##### Supplied records #####

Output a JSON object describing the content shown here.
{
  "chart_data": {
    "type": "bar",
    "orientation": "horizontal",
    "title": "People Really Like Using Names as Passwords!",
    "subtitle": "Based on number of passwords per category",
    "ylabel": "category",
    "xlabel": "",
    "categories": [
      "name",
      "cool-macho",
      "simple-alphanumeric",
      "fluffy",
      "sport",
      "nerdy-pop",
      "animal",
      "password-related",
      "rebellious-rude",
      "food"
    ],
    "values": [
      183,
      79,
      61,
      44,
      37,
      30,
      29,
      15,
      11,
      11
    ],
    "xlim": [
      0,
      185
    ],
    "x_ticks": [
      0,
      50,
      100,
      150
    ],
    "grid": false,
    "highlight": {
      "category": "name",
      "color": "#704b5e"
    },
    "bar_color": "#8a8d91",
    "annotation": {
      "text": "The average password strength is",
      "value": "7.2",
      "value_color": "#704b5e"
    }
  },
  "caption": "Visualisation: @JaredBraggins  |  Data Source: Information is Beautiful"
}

#####
##### Supplied records #####

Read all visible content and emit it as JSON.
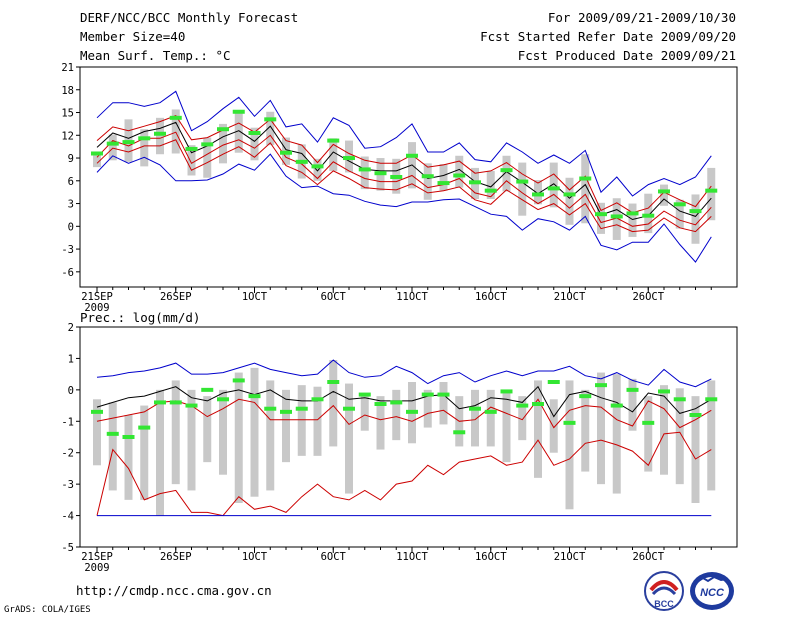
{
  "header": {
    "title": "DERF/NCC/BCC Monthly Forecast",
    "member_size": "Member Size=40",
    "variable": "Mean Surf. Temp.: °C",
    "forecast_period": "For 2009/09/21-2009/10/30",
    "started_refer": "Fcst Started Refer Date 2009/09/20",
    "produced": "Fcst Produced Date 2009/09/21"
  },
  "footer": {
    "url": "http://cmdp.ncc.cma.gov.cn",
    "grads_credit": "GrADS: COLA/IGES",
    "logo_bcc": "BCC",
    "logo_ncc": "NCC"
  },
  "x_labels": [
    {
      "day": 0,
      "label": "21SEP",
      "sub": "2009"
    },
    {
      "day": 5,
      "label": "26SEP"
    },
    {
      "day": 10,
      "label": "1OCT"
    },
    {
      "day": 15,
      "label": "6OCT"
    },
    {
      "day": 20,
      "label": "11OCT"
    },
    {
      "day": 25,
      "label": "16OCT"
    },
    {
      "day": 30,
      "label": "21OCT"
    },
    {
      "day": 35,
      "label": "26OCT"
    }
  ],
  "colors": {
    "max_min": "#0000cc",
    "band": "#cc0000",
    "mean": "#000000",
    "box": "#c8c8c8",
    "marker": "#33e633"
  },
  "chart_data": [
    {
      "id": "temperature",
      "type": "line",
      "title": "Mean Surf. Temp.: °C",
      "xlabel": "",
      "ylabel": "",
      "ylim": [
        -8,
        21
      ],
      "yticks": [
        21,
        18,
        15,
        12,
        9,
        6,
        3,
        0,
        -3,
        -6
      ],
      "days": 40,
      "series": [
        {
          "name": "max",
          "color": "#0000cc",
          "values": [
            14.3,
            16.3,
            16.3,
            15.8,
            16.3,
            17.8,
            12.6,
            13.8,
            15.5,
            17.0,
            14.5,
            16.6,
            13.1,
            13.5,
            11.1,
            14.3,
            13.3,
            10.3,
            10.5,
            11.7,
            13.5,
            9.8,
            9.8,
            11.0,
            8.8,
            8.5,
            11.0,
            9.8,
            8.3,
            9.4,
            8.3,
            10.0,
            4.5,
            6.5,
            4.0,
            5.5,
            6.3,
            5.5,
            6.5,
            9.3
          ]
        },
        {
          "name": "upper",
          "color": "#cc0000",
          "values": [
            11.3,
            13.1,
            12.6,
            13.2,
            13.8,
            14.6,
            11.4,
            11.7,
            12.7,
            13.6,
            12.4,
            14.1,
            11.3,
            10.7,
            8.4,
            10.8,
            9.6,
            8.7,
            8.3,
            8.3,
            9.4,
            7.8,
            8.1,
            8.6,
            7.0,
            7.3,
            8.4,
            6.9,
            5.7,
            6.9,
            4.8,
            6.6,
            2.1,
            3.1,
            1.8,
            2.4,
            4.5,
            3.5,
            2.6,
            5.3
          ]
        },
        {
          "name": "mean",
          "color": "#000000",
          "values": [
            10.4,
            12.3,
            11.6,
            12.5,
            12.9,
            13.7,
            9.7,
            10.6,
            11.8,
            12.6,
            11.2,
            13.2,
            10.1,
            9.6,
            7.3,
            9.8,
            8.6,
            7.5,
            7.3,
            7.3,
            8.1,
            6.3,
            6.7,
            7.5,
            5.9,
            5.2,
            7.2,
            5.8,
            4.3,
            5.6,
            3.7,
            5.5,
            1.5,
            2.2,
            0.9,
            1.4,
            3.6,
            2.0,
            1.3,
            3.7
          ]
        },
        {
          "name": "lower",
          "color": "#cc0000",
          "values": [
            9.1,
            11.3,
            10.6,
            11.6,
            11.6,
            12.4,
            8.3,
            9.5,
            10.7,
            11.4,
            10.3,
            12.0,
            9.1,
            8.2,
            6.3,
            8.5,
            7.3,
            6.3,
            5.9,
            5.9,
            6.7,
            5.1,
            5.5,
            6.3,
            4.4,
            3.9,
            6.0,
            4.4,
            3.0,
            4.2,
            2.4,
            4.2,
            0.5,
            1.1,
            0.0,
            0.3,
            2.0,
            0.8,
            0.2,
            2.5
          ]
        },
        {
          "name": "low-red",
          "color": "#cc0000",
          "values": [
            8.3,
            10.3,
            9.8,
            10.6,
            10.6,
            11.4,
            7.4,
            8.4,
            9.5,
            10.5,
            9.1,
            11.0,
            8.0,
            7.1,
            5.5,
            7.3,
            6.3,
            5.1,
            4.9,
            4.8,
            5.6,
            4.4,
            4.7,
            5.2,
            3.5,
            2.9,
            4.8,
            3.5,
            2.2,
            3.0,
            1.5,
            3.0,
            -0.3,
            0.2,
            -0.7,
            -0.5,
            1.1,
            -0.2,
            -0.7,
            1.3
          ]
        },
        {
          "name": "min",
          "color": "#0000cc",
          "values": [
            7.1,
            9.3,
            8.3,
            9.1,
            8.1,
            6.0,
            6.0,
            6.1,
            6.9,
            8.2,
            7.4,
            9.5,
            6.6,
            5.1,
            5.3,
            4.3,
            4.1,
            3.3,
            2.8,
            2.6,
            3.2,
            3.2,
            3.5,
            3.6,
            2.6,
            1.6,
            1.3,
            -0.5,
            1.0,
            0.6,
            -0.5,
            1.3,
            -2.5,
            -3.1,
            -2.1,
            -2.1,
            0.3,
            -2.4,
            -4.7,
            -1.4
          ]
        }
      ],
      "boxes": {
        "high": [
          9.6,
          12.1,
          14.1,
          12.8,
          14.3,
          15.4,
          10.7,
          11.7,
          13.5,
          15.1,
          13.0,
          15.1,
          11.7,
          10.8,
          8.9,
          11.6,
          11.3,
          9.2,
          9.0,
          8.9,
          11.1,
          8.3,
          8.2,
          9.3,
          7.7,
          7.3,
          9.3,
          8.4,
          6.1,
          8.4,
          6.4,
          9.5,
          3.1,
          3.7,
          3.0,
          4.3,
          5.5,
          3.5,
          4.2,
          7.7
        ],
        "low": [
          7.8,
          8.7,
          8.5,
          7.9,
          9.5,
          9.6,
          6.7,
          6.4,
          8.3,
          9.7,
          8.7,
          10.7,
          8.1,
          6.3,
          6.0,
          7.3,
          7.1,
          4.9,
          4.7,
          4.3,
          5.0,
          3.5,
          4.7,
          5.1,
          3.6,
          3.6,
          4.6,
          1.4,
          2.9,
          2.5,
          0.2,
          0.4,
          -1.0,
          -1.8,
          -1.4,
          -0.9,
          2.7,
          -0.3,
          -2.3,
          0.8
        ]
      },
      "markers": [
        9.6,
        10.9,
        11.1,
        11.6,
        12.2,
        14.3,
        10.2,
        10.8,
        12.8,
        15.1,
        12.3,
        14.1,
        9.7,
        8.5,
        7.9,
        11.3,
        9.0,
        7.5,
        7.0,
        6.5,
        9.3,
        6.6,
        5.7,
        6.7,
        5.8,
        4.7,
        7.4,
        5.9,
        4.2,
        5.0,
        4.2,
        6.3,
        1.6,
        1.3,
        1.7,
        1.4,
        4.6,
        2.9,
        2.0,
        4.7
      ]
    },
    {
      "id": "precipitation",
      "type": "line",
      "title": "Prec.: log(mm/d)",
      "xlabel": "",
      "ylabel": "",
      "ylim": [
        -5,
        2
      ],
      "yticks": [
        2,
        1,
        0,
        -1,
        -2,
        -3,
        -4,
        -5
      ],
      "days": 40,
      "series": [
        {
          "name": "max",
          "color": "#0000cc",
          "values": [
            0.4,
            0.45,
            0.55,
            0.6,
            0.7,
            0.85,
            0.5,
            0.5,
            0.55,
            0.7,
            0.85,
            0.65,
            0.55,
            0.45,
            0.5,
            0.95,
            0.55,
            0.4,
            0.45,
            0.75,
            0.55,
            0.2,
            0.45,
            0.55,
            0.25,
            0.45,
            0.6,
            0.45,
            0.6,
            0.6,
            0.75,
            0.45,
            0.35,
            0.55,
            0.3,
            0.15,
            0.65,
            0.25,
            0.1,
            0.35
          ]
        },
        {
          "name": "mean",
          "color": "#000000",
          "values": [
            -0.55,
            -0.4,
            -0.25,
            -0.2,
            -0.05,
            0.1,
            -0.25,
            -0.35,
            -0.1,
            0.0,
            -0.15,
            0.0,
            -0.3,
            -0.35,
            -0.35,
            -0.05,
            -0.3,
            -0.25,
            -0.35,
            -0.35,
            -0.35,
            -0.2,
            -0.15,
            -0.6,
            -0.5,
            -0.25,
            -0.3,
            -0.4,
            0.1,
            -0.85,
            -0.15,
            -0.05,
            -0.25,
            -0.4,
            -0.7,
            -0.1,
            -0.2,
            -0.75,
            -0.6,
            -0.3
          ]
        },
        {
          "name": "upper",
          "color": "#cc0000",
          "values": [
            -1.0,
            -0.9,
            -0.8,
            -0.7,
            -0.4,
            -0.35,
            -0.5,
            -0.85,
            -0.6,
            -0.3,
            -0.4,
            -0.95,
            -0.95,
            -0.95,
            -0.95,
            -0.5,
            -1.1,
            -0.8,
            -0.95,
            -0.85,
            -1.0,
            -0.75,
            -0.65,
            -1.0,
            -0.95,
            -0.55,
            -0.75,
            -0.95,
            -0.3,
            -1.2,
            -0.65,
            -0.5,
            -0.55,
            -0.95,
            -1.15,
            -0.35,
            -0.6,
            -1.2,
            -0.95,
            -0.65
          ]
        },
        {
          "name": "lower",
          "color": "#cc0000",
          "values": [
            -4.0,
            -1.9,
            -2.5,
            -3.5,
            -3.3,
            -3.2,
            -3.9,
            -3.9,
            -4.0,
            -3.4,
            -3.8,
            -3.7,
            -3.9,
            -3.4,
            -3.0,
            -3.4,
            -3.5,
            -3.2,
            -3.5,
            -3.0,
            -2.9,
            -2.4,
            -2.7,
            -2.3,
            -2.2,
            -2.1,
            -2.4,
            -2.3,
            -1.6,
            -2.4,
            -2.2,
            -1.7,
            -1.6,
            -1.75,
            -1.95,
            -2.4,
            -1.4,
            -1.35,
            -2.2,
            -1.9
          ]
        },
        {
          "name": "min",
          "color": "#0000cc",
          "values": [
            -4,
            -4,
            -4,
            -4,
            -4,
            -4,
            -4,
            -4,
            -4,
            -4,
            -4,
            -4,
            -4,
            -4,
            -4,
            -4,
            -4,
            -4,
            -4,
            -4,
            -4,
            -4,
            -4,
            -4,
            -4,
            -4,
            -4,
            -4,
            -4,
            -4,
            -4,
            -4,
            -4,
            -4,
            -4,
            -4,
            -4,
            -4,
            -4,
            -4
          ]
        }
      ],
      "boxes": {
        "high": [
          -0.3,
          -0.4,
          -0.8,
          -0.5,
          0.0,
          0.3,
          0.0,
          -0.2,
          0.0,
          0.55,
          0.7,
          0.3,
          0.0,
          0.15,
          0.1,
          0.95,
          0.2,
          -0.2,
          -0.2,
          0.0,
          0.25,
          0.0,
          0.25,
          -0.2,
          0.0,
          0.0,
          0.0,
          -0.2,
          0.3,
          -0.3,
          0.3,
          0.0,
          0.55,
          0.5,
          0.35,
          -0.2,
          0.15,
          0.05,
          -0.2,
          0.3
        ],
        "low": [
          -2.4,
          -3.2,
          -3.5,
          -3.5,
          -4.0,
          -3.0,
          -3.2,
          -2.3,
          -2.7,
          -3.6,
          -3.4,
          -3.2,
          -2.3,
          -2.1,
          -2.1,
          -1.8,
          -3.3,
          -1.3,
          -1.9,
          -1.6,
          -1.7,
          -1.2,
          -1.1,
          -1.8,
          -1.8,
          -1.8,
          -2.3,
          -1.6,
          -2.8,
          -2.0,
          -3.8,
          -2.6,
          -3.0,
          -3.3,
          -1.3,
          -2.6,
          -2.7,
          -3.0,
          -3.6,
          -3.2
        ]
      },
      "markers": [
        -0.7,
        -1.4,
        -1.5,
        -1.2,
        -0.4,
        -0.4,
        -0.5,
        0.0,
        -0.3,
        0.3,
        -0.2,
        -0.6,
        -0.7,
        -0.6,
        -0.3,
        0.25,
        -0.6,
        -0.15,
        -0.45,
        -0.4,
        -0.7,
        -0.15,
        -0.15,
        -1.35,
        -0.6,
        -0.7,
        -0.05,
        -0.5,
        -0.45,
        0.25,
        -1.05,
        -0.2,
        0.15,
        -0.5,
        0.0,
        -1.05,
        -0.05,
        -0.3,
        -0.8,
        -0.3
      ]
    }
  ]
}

#####

● **Set problem**:
All lines above containing the string "content" are to be collected.

● **Answer below**:
Output a JSON object describing the content shown here.
Read all visible content and emit it as JSON.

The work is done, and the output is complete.